## WRITTEN EXERCISE
Restate the whole of the material. Keep every word, and drop the pictures.

## RECORDS SUPPLIED
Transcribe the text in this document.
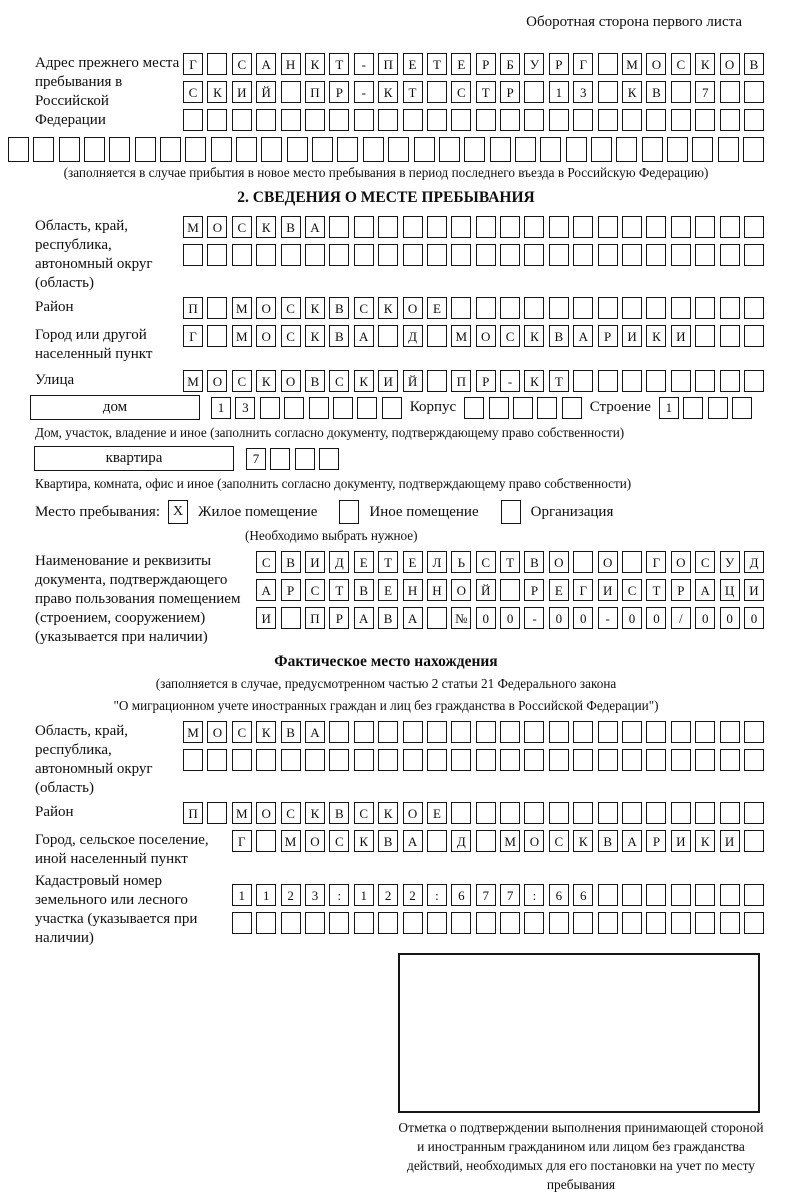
Оборотная сторона первого листа
Адрес прежнего места пребывания в Российской Федерации
Г	С	А	Н	К	Т	-	П	Е	Т	Е	Р	Б	У	Р	Г	М	О	С	К	О	В
С	К	И	Й	П	Р	-	К	Т	С	Т	Р	1	3	К	В	7
(заполняется в случае прибытия в новое место пребывания в период последнего въезда в Российскую Федерацию)
2. СВЕДЕНИЯ О МЕСТЕ ПРЕБЫВАНИЯ
Область, край, республика, автономный округ (область)
М	О	С	К	В	А
Район	П	М	О	С	К	В	С	К	О	Е
Город или другой населенный пункт
Г	М	О	С	К	В	А	Д	М	О	С	К	В	А	Р	И	К	И
Улица	М	О	С	К	О	В	С	К	И	Й	П	Р	-	К	Т
дом	1	3	Корпус	Строение	1
Дом, участок, владение и иное (заполнить согласно документу, подтверждающему право собственности)
квартира	7
Квартира, комната, офис и иное (заполнить согласно документу, подтверждающему право собственности)
Место пребывания: X Жилое помещение	Иное помещение	Организация
(Необходимо выбрать нужное)
Наименование и реквизиты документа, подтверждающего право пользования помещением (строением, сооружением) (указывается при наличии)
С	В	И	Д	Е	Т	Е	Л	Ь	С	Т	В	О	О	Г	О	С	У	Д
А	Р	С	Т	В	Е	Н	Н	О	Й	Р	Е	Г	И	С	Т	Р	А	Ц	И
И	П	Р	А	В	А	№	0	0	-	0	0	-	0	0	/	0	0	0
Фактическое место нахождения
(заполняется в случае, предусмотренном частью 2 статьи 21 Федерального закона
"О миграционном учете иностранных граждан и лиц без гражданства в Российской Федерации")
Область, край, республика, автономный округ (область)
М	О	С	К	В	А
Район	П	М	О	С	К	В	С	К	О	Е
Город, сельское поселение, иной населенный пункт
Г	М	О	С	К	В	А	Д	М	О	С	К	В	А	Р	И	К	И
Кадастровый номер земельного или лесного участка (указывается при наличии)
1	1	2	3	:	1	2	2	:	6	7	7	:	6	6
Отметка о подтверждении выполнения принимающей стороной и иностранным гражданином или лицом без гражданства действий, необходимых для его постановки на учет по месту пребывания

## SOLUTION TO THE EXERCISE
Transcribe the text in this document.
Оборотная сторона первого листа
Адрес прежнего места пребывания в Российской Федерации
Г	С	А	Н	К	Т	-	П	Е	Т	Е	Р	Б	У	Р	Г	М	О	С	К	О	В
С	К	И	Й	П	Р	-	К	Т	С	Т	Р	1	3	К	В	7
(заполняется в случае прибытия в новое место пребывания в период последнего въезда в Российскую Федерацию)
2. СВЕДЕНИЯ О МЕСТЕ ПРЕБЫВАНИЯ
Область, край, республика, автономный округ (область)
М	О	С	К	В	А
Район	П	М	О	С	К	В	С	К	О	Е
Город или другой населенный пункт
Г	М	О	С	К	В	А	Д	М	О	С	К	В	А	Р	И	К	И
Улица	М	О	С	К	О	В	С	К	И	Й	П	Р	-	К	Т
дом	1	3	Корпус	Строение	1
Дом, участок, владение и иное (заполнить согласно документу, подтверждающему право собственности)
квартира	7
Квартира, комната, офис и иное (заполнить согласно документу, подтверждающему право собственности)
Место пребывания: X Жилое помещение	Иное помещение	Организация
(Необходимо выбрать нужное)
Наименование и реквизиты документа, подтверждающего право пользования помещением (строением, сооружением) (указывается при наличии)
С	В	И	Д	Е	Т	Е	Л	Ь	С	Т	В	О	О	Г	О	С	У	Д
А	Р	С	Т	В	Е	Н	Н	О	Й	Р	Е	Г	И	С	Т	Р	А	Ц	И
И	П	Р	А	В	А	№	0	0	-	0	0	-	0	0	/	0	0	0
Фактическое место нахождения
(заполняется в случае, предусмотренном частью 2 статьи 21 Федерального закона
"О миграционном учете иностранных граждан и лиц без гражданства в Российской Федерации")
Область, край, республика, автономный округ (область)
М	О	С	К	В	А
Район	П	М	О	С	К	В	С	К	О	Е
Город, сельское поселение, иной населенный пункт
Г	М	О	С	К	В	А	Д	М	О	С	К	В	А	Р	И	К	И
Кадастровый номер земельного или лесного участка (указывается при наличии)
1	1	2	3	:	1	2	2	:	6	7	7	:	6	6
Отметка о подтверждении выполнения принимающей стороной и иностранным гражданином или лицом без гражданства действий, необходимых для его постановки на учет по месту пребывания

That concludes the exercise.